• Your task
Set the following entries down again exactly, line by line.

>> begin Listed entries

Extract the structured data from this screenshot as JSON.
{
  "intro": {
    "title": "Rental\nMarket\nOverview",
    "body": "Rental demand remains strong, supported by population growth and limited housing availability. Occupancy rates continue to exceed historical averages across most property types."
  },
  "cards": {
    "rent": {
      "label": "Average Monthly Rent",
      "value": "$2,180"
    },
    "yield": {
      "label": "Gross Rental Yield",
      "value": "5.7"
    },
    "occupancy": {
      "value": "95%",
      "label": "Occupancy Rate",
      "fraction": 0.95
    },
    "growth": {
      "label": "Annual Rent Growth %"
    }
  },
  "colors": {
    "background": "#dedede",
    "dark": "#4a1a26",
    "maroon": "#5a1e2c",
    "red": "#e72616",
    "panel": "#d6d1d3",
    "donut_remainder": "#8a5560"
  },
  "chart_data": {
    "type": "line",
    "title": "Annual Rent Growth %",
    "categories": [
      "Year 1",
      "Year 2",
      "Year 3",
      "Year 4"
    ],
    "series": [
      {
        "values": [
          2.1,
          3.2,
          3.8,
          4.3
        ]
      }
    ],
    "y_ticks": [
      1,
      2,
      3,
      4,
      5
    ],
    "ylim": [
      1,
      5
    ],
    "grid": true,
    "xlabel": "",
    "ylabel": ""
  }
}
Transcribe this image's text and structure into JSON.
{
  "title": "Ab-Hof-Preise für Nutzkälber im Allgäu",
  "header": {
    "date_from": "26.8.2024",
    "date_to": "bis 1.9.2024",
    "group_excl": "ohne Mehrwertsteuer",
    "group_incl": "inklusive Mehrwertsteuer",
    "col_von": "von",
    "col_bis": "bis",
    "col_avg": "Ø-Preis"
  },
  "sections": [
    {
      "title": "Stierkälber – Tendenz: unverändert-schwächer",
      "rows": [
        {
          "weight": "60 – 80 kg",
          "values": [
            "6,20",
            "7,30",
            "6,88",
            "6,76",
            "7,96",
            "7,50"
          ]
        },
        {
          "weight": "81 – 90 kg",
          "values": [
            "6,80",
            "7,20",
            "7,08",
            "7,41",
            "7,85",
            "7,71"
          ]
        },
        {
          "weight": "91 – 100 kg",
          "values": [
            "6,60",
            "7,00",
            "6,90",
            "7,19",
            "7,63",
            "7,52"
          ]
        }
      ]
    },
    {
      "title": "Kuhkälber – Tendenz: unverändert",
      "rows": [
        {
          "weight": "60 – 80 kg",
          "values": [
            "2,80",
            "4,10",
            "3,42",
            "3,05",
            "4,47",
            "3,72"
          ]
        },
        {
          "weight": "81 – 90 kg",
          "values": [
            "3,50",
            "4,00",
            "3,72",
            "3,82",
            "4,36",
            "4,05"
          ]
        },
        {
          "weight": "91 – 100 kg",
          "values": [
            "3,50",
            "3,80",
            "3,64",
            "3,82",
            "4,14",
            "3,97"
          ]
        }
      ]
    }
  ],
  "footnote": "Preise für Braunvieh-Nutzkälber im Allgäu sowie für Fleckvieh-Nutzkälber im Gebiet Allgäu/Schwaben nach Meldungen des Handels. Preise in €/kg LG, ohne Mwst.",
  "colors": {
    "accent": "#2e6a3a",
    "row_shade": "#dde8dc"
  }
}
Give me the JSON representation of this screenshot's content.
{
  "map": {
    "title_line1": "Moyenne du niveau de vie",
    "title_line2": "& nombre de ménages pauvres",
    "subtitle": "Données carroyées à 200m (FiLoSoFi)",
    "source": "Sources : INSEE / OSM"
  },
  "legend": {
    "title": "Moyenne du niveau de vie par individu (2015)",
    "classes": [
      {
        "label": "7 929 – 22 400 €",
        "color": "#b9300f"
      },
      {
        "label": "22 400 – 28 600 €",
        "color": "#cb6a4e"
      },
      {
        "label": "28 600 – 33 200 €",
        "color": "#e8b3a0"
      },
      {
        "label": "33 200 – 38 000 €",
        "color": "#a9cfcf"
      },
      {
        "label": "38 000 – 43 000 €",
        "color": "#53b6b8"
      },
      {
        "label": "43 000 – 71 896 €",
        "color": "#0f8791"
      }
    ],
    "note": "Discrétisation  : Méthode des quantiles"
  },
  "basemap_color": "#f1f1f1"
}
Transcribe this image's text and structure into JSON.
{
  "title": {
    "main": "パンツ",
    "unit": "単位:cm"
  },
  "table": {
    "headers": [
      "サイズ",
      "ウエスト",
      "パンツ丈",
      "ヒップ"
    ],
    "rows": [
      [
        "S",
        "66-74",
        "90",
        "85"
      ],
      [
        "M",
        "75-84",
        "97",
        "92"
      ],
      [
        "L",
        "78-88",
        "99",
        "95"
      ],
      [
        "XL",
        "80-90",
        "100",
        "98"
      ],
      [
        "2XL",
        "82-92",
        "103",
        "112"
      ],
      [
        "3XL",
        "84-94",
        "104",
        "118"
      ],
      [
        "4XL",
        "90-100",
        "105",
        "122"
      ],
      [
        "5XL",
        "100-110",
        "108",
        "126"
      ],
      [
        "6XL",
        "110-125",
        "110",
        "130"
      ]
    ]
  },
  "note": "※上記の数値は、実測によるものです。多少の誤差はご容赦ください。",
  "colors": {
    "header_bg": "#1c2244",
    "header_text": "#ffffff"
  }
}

>> end Listed entries

• Reply
Extract the structured data from this screenshot as JSON.
{
  "intro": {
    "title": "Rental\nMarket\nOverview",
    "body": "Rental demand remains strong, supported by population growth and limited housing availability. Occupancy rates continue to exceed historical averages across most property types."
  },
  "cards": {
    "rent": {
      "label": "Average Monthly Rent",
      "value": "$2,180"
    },
    "yield": {
      "label": "Gross Rental Yield",
      "value": "5.7"
    },
    "occupancy": {
      "value": "95%",
      "label": "Occupancy Rate",
      "fraction": 0.95
    },
    "growth": {
      "label": "Annual Rent Growth %"
    }
  },
  "colors": {
    "background": "#dedede",
    "dark": "#4a1a26",
    "maroon": "#5a1e2c",
    "red": "#e72616",
    "panel": "#d6d1d3",
    "donut_remainder": "#8a5560"
  },
  "chart_data": {
    "type": "line",
    "title": "Annual Rent Growth %",
    "categories": [
      "Year 1",
      "Year 2",
      "Year 3",
      "Year 4"
    ],
    "series": [
      {
        "values": [
          2.1,
          3.2,
          3.8,
          4.3
        ]
      }
    ],
    "y_ticks": [
      1,
      2,
      3,
      4,
      5
    ],
    "ylim": [
      1,
      5
    ],
    "grid": true,
    "xlabel": "",
    "ylabel": ""
  }
}
Transcribe this image's text and structure into JSON.
{
  "title": "Ab-Hof-Preise für Nutzkälber im Allgäu",
  "header": {
    "date_from": "26.8.2024",
    "date_to": "bis 1.9.2024",
    "group_excl": "ohne Mehrwertsteuer",
    "group_incl": "inklusive Mehrwertsteuer",
    "col_von": "von",
    "col_bis": "bis",
    "col_avg": "Ø-Preis"
  },
  "sections": [
    {
      "title": "Stierkälber – Tendenz: unverändert-schwächer",
      "rows": [
        {
          "weight": "60 – 80 kg",
          "values": [
            "6,20",
            "7,30",
            "6,88",
            "6,76",
            "7,96",
            "7,50"
          ]
        },
        {
          "weight": "81 – 90 kg",
          "values": [
            "6,80",
            "7,20",
            "7,08",
            "7,41",
            "7,85",
            "7,71"
          ]
        },
        {
          "weight": "91 – 100 kg",
          "values": [
            "6,60",
            "7,00",
            "6,90",
            "7,19",
            "7,63",
            "7,52"
          ]
        }
      ]
    },
    {
      "title": "Kuhkälber – Tendenz: unverändert",
      "rows": [
        {
          "weight": "60 – 80 kg",
          "values": [
            "2,80",
            "4,10",
            "3,42",
            "3,05",
            "4,47",
            "3,72"
          ]
        },
        {
          "weight": "81 – 90 kg",
          "values": [
            "3,50",
            "4,00",
            "3,72",
            "3,82",
            "4,36",
            "4,05"
          ]
        },
        {
          "weight": "91 – 100 kg",
          "values": [
            "3,50",
            "3,80",
            "3,64",
            "3,82",
            "4,14",
            "3,97"
          ]
        }
      ]
    }
  ],
  "footnote": "Preise für Braunvieh-Nutzkälber im Allgäu sowie für Fleckvieh-Nutzkälber im Gebiet Allgäu/Schwaben nach Meldungen des Handels. Preise in €/kg LG, ohne Mwst.",
  "colors": {
    "accent": "#2e6a3a",
    "row_shade": "#dde8dc"
  }
}
Give me the JSON representation of this screenshot's content.
{
  "map": {
    "title_line1": "Moyenne du niveau de vie",
    "title_line2": "& nombre de ménages pauvres",
    "subtitle": "Données carroyées à 200m (FiLoSoFi)",
    "source": "Sources : INSEE / OSM"
  },
  "legend": {
    "title": "Moyenne du niveau de vie par individu (2015)",
    "classes": [
      {
        "label": "7 929 – 22 400 €",
        "color": "#b9300f"
      },
      {
        "label": "22 400 – 28 600 €",
        "color": "#cb6a4e"
      },
      {
        "label": "28 600 – 33 200 €",
        "color": "#e8b3a0"
      },
      {
        "label": "33 200 – 38 000 €",
        "color": "#a9cfcf"
      },
      {
        "label": "38 000 – 43 000 €",
        "color": "#53b6b8"
      },
      {
        "label": "43 000 – 71 896 €",
        "color": "#0f8791"
      }
    ],
    "note": "Discrétisation  : Méthode des quantiles"
  },
  "basemap_color": "#f1f1f1"
}
Transcribe this image's text and structure into JSON.
{
  "title": {
    "main": "パンツ",
    "unit": "単位:cm"
  },
  "table": {
    "headers": [
      "サイズ",
      "ウエスト",
      "パンツ丈",
      "ヒップ"
    ],
    "rows": [
      [
        "S",
        "66-74",
        "90",
        "85"
      ],
      [
        "M",
        "75-84",
        "97",
        "92"
      ],
      [
        "L",
        "78-88",
        "99",
        "95"
      ],
      [
        "XL",
        "80-90",
        "100",
        "98"
      ],
      [
        "2XL",
        "82-92",
        "103",
        "112"
      ],
      [
        "3XL",
        "84-94",
        "104",
        "118"
      ],
      [
        "4XL",
        "90-100",
        "105",
        "122"
      ],
      [
        "5XL",
        "100-110",
        "108",
        "126"
      ],
      [
        "6XL",
        "110-125",
        "110",
        "130"
      ]
    ]
  },
  "note": "※上記の数値は、実測によるものです。多少の誤差はご容赦ください。",
  "colors": {
    "header_bg": "#1c2244",
    "header_text": "#ffffff"
  }
}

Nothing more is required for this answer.